Written exercise: Provide only the number of lines in the data below that contain the word "value".

Input data:
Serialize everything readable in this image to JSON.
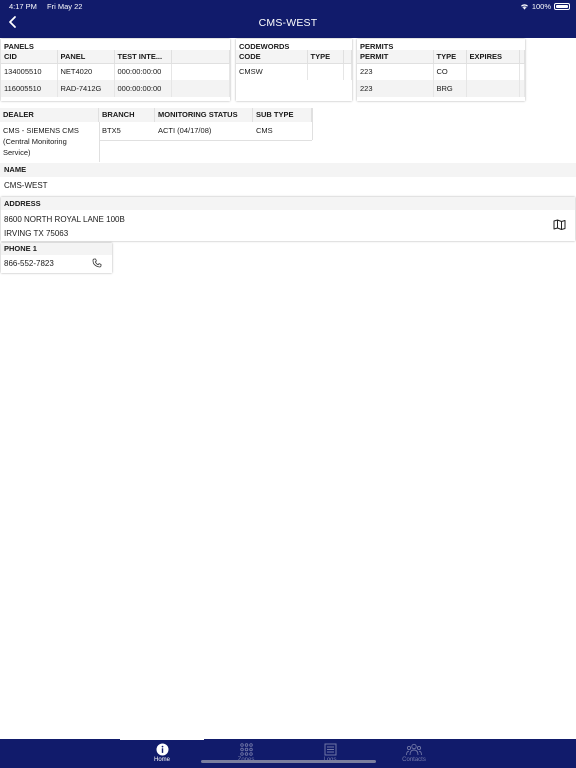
{
  "status": {
    "time": "4:17 PM",
    "date": "Fri May 22",
    "battery": "100%"
  },
  "header": {
    "title": "CMS-WEST"
  },
  "panels": {
    "title": "PANELS",
    "columns": [
      "CID",
      "PANEL",
      "TEST INTE...",
      ""
    ],
    "rows": [
      [
        "134005510",
        "NET4020",
        "000:00:00:00",
        ""
      ],
      [
        "116005510",
        "RAD-7412G",
        "000:00:00:00",
        ""
      ]
    ]
  },
  "codewords": {
    "title": "CODEWORDS",
    "columns": [
      "CODE",
      "TYPE",
      ""
    ],
    "rows": [
      [
        "CMSW",
        "",
        ""
      ]
    ]
  },
  "permits": {
    "title": "PERMITS",
    "columns": [
      "PERMIT",
      "TYPE",
      "EXPIRES",
      ""
    ],
    "rows": [
      [
        "223",
        "CO",
        "",
        ""
      ],
      [
        "223",
        "BRG",
        "",
        ""
      ]
    ]
  },
  "info": {
    "dealer": {
      "label": "DEALER",
      "value": "CMS - SIEMENS CMS (Central Monitoring Service)"
    },
    "branch": {
      "label": "BRANCH",
      "value": "BTX5"
    },
    "monitoring_status": {
      "label": "MONITORING STATUS",
      "value": "ACTI (04/17/08)"
    },
    "sub_type": {
      "label": "SUB TYPE",
      "value": "CMS"
    }
  },
  "name": {
    "label": "NAME",
    "value": "CMS-WEST"
  },
  "address": {
    "label": "ADDRESS",
    "line1": "8600 NORTH ROYAL LANE 100B",
    "line2": "IRVING TX 75063"
  },
  "phone": {
    "label": "PHONE 1",
    "value": "866-552-7823"
  },
  "tabs": [
    {
      "label": "Home",
      "icon": "info-icon",
      "active": true
    },
    {
      "label": "Zones",
      "icon": "grid-icon",
      "active": false
    },
    {
      "label": "Logs",
      "icon": "log-icon",
      "active": false
    },
    {
      "label": "Contacts",
      "icon": "contacts-icon",
      "active": false
    }
  ]
}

Output for this exercise: 6